■ WHAT THE EXERCISE ASKS
Type out the material below exactly.

■ MATERIAL TO PROCESS
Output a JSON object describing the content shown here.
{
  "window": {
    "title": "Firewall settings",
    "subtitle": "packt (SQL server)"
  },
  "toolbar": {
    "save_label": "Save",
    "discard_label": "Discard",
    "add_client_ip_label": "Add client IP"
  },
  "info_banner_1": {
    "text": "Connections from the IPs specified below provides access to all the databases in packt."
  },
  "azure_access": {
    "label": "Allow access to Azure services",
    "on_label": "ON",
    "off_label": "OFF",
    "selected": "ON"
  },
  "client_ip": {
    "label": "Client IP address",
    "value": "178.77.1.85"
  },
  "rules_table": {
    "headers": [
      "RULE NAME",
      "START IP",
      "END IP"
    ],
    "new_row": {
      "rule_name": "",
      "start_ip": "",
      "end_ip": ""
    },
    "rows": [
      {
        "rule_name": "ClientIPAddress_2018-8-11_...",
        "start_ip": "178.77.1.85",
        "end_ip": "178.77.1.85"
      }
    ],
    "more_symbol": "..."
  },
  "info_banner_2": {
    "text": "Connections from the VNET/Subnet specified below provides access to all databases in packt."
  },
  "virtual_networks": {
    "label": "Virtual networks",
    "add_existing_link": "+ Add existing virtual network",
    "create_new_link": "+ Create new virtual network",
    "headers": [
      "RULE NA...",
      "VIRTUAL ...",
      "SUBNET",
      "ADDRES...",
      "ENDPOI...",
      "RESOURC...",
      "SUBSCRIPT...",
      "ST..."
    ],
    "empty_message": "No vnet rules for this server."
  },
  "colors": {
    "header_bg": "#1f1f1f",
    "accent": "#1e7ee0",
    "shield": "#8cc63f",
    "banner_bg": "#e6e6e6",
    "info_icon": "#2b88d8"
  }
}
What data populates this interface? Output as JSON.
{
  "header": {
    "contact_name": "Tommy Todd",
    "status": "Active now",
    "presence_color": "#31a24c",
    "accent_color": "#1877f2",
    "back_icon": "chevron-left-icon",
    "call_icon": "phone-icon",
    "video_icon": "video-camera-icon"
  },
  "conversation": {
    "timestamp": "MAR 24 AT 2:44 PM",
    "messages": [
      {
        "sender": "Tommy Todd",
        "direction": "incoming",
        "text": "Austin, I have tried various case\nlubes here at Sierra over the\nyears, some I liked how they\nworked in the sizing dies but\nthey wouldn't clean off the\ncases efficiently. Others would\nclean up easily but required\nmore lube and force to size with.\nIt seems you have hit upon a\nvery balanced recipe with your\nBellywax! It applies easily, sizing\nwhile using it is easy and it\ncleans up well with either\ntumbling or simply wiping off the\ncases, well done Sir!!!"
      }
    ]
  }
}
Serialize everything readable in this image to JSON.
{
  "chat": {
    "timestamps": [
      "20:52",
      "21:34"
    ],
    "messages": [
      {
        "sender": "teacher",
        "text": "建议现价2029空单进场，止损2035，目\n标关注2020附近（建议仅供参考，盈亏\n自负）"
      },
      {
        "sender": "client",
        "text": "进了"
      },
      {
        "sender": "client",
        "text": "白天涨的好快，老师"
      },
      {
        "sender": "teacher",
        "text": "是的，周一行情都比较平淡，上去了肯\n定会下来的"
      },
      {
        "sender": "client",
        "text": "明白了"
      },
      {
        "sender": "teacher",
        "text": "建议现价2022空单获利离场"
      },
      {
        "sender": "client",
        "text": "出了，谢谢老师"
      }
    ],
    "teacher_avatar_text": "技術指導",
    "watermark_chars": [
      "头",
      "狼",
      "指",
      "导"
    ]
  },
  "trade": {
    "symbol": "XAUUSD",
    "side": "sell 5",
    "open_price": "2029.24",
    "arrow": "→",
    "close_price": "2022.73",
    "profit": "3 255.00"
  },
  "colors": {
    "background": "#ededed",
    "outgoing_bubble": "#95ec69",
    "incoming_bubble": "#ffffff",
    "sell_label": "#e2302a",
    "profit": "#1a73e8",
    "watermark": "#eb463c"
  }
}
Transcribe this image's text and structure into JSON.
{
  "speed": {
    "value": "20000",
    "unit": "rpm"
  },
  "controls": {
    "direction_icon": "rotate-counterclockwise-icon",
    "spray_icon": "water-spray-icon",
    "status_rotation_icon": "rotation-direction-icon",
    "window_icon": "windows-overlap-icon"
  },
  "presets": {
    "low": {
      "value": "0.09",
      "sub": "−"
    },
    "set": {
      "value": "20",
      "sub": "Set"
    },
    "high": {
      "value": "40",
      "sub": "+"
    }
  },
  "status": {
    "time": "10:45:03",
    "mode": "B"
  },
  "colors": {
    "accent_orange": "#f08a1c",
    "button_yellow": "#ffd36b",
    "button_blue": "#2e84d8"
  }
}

■ ANSWER
Output a JSON object describing the content shown here.
{
  "window": {
    "title": "Firewall settings",
    "subtitle": "packt (SQL server)"
  },
  "toolbar": {
    "save_label": "Save",
    "discard_label": "Discard",
    "add_client_ip_label": "Add client IP"
  },
  "info_banner_1": {
    "text": "Connections from the IPs specified below provides access to all the databases in packt."
  },
  "azure_access": {
    "label": "Allow access to Azure services",
    "on_label": "ON",
    "off_label": "OFF",
    "selected": "ON"
  },
  "client_ip": {
    "label": "Client IP address",
    "value": "178.77.1.85"
  },
  "rules_table": {
    "headers": [
      "RULE NAME",
      "START IP",
      "END IP"
    ],
    "new_row": {
      "rule_name": "",
      "start_ip": "",
      "end_ip": ""
    },
    "rows": [
      {
        "rule_name": "ClientIPAddress_2018-8-11_...",
        "start_ip": "178.77.1.85",
        "end_ip": "178.77.1.85"
      }
    ],
    "more_symbol": "..."
  },
  "info_banner_2": {
    "text": "Connections from the VNET/Subnet specified below provides access to all databases in packt."
  },
  "virtual_networks": {
    "label": "Virtual networks",
    "add_existing_link": "+ Add existing virtual network",
    "create_new_link": "+ Create new virtual network",
    "headers": [
      "RULE NA...",
      "VIRTUAL ...",
      "SUBNET",
      "ADDRES...",
      "ENDPOI...",
      "RESOURC...",
      "SUBSCRIPT...",
      "ST..."
    ],
    "empty_message": "No vnet rules for this server."
  },
  "colors": {
    "header_bg": "#1f1f1f",
    "accent": "#1e7ee0",
    "shield": "#8cc63f",
    "banner_bg": "#e6e6e6",
    "info_icon": "#2b88d8"
  }
}
What data populates this interface? Output as JSON.
{
  "header": {
    "contact_name": "Tommy Todd",
    "status": "Active now",
    "presence_color": "#31a24c",
    "accent_color": "#1877f2",
    "back_icon": "chevron-left-icon",
    "call_icon": "phone-icon",
    "video_icon": "video-camera-icon"
  },
  "conversation": {
    "timestamp": "MAR 24 AT 2:44 PM",
    "messages": [
      {
        "sender": "Tommy Todd",
        "direction": "incoming",
        "text": "Austin, I have tried various case\nlubes here at Sierra over the\nyears, some I liked how they\nworked in the sizing dies but\nthey wouldn't clean off the\ncases efficiently. Others would\nclean up easily but required\nmore lube and force to size with.\nIt seems you have hit upon a\nvery balanced recipe with your\nBellywax! It applies easily, sizing\nwhile using it is easy and it\ncleans up well with either\ntumbling or simply wiping off the\ncases, well done Sir!!!"
      }
    ]
  }
}
Serialize everything readable in this image to JSON.
{
  "chat": {
    "timestamps": [
      "20:52",
      "21:34"
    ],
    "messages": [
      {
        "sender": "teacher",
        "text": "建议现价2029空单进场，止损2035，目\n标关注2020附近（建议仅供参考，盈亏\n自负）"
      },
      {
        "sender": "client",
        "text": "进了"
      },
      {
        "sender": "client",
        "text": "白天涨的好快，老师"
      },
      {
        "sender": "teacher",
        "text": "是的，周一行情都比较平淡，上去了肯\n定会下来的"
      },
      {
        "sender": "client",
        "text": "明白了"
      },
      {
        "sender": "teacher",
        "text": "建议现价2022空单获利离场"
      },
      {
        "sender": "client",
        "text": "出了，谢谢老师"
      }
    ],
    "teacher_avatar_text": "技術指導",
    "watermark_chars": [
      "头",
      "狼",
      "指",
      "导"
    ]
  },
  "trade": {
    "symbol": "XAUUSD",
    "side": "sell 5",
    "open_price": "2029.24",
    "arrow": "→",
    "close_price": "2022.73",
    "profit": "3 255.00"
  },
  "colors": {
    "background": "#ededed",
    "outgoing_bubble": "#95ec69",
    "incoming_bubble": "#ffffff",
    "sell_label": "#e2302a",
    "profit": "#1a73e8",
    "watermark": "#eb463c"
  }
}
Transcribe this image's text and structure into JSON.
{
  "speed": {
    "value": "20000",
    "unit": "rpm"
  },
  "controls": {
    "direction_icon": "rotate-counterclockwise-icon",
    "spray_icon": "water-spray-icon",
    "status_rotation_icon": "rotation-direction-icon",
    "window_icon": "windows-overlap-icon"
  },
  "presets": {
    "low": {
      "value": "0.09",
      "sub": "−"
    },
    "set": {
      "value": "20",
      "sub": "Set"
    },
    "high": {
      "value": "40",
      "sub": "+"
    }
  },
  "status": {
    "time": "10:45:03",
    "mode": "B"
  },
  "colors": {
    "accent_orange": "#f08a1c",
    "button_yellow": "#ffd36b",
    "button_blue": "#2e84d8"
  }
}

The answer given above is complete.